---- INPUT FOR THIS TASK

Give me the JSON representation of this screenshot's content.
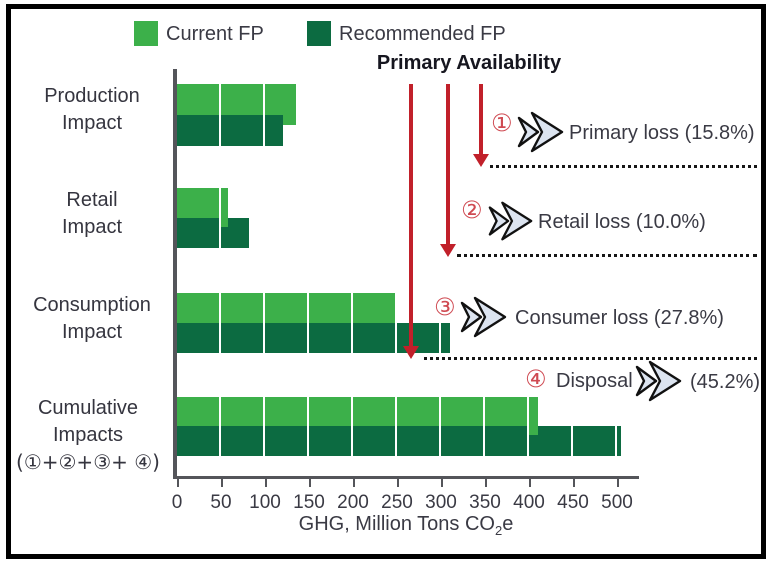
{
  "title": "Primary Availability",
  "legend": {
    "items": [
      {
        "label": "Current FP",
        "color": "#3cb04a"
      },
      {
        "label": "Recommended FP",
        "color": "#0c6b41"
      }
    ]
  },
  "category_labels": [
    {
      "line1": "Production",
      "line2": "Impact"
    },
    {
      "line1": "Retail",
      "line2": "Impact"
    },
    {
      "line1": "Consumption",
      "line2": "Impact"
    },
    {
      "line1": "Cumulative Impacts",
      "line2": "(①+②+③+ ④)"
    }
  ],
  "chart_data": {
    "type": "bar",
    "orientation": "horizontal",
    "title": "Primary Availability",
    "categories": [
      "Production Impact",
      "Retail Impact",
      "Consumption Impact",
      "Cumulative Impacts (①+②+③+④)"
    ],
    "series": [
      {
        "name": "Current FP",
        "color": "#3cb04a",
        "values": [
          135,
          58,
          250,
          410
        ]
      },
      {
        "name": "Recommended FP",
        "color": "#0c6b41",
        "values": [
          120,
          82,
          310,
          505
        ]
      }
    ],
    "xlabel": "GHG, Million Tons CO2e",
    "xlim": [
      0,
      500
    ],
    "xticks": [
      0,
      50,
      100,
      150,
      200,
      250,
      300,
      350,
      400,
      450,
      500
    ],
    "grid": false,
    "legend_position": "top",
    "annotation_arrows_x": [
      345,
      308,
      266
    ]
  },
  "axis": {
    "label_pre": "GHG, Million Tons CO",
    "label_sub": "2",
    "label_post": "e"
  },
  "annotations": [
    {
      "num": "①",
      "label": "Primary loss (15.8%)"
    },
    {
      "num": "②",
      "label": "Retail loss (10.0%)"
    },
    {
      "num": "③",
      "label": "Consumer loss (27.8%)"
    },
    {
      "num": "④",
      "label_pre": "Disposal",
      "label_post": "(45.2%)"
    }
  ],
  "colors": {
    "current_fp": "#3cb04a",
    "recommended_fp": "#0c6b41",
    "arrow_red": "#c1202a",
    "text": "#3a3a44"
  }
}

--------

◆ **DIRECTIVE**
Say how many lines in the records hold "loss", with the number as the whole reply.

◆ **EXERCISE ANSWER**
3